[Begin]

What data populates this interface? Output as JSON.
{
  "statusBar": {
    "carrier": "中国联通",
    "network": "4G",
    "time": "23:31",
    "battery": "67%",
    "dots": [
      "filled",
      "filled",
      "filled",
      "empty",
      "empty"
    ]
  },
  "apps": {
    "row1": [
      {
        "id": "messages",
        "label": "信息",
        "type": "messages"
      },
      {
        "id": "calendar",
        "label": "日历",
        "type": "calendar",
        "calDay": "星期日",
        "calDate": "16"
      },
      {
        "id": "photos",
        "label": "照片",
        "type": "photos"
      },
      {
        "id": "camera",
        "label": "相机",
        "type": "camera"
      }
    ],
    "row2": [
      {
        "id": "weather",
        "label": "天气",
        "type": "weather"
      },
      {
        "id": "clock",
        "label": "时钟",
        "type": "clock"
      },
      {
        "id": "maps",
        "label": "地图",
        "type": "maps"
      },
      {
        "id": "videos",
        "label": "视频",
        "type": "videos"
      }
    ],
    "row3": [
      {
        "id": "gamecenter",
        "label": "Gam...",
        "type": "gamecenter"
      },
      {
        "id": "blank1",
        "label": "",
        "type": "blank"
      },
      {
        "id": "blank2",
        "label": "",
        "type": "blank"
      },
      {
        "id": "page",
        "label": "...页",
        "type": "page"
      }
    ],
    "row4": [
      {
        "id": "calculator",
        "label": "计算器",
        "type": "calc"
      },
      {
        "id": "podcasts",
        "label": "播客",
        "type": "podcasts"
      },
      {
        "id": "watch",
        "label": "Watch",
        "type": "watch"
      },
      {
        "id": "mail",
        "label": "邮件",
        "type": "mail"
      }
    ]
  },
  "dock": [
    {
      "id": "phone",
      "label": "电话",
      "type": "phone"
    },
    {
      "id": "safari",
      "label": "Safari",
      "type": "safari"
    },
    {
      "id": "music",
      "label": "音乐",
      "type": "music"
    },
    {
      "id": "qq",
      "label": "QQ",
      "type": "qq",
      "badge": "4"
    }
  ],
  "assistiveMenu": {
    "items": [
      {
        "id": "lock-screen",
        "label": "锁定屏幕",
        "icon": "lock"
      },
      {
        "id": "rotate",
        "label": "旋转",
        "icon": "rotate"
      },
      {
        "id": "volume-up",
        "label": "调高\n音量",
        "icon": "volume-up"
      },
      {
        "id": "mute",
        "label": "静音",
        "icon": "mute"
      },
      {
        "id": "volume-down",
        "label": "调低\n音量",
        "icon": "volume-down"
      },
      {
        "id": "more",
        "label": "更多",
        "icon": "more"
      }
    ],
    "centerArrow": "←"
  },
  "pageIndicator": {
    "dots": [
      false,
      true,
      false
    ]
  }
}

[End]

§ **Short task**: All of the data must be returned exactly.

§ **The response**:
What data populates this interface? Output as JSON.
{
  "statusBar": {
    "carrier": "中国联通",
    "network": "4G",
    "time": "23:31",
    "battery": "67%",
    "dots": [
      "filled",
      "filled",
      "filled",
      "empty",
      "empty"
    ]
  },
  "apps": {
    "row1": [
      {
        "id": "messages",
        "label": "信息",
        "type": "messages"
      },
      {
        "id": "calendar",
        "label": "日历",
        "type": "calendar",
        "calDay": "星期日",
        "calDate": "16"
      },
      {
        "id": "photos",
        "label": "照片",
        "type": "photos"
      },
      {
        "id": "camera",
        "label": "相机",
        "type": "camera"
      }
    ],
    "row2": [
      {
        "id": "weather",
        "label": "天气",
        "type": "weather"
      },
      {
        "id": "clock",
        "label": "时钟",
        "type": "clock"
      },
      {
        "id": "maps",
        "label": "地图",
        "type": "maps"
      },
      {
        "id": "videos",
        "label": "视频",
        "type": "videos"
      }
    ],
    "row3": [
      {
        "id": "gamecenter",
        "label": "Gam...",
        "type": "gamecenter"
      },
      {
        "id": "blank1",
        "label": "",
        "type": "blank"
      },
      {
        "id": "blank2",
        "label": "",
        "type": "blank"
      },
      {
        "id": "page",
        "label": "...页",
        "type": "page"
      }
    ],
    "row4": [
      {
        "id": "calculator",
        "label": "计算器",
        "type": "calc"
      },
      {
        "id": "podcasts",
        "label": "播客",
        "type": "podcasts"
      },
      {
        "id": "watch",
        "label": "Watch",
        "type": "watch"
      },
      {
        "id": "mail",
        "label": "邮件",
        "type": "mail"
      }
    ]
  },
  "dock": [
    {
      "id": "phone",
      "label": "电话",
      "type": "phone"
    },
    {
      "id": "safari",
      "label": "Safari",
      "type": "safari"
    },
    {
      "id": "music",
      "label": "音乐",
      "type": "music"
    },
    {
      "id": "qq",
      "label": "QQ",
      "type": "qq",
      "badge": "4"
    }
  ],
  "assistiveMenu": {
    "items": [
      {
        "id": "lock-screen",
        "label": "锁定屏幕",
        "icon": "lock"
      },
      {
        "id": "rotate",
        "label": "旋转",
        "icon": "rotate"
      },
      {
        "id": "volume-up",
        "label": "调高\n音量",
        "icon": "volume-up"
      },
      {
        "id": "mute",
        "label": "静音",
        "icon": "mute"
      },
      {
        "id": "volume-down",
        "label": "调低\n音量",
        "icon": "volume-down"
      },
      {
        "id": "more",
        "label": "更多",
        "icon": "more"
      }
    ],
    "centerArrow": "←"
  },
  "pageIndicator": {
    "dots": [
      false,
      true,
      false
    ]
  }
}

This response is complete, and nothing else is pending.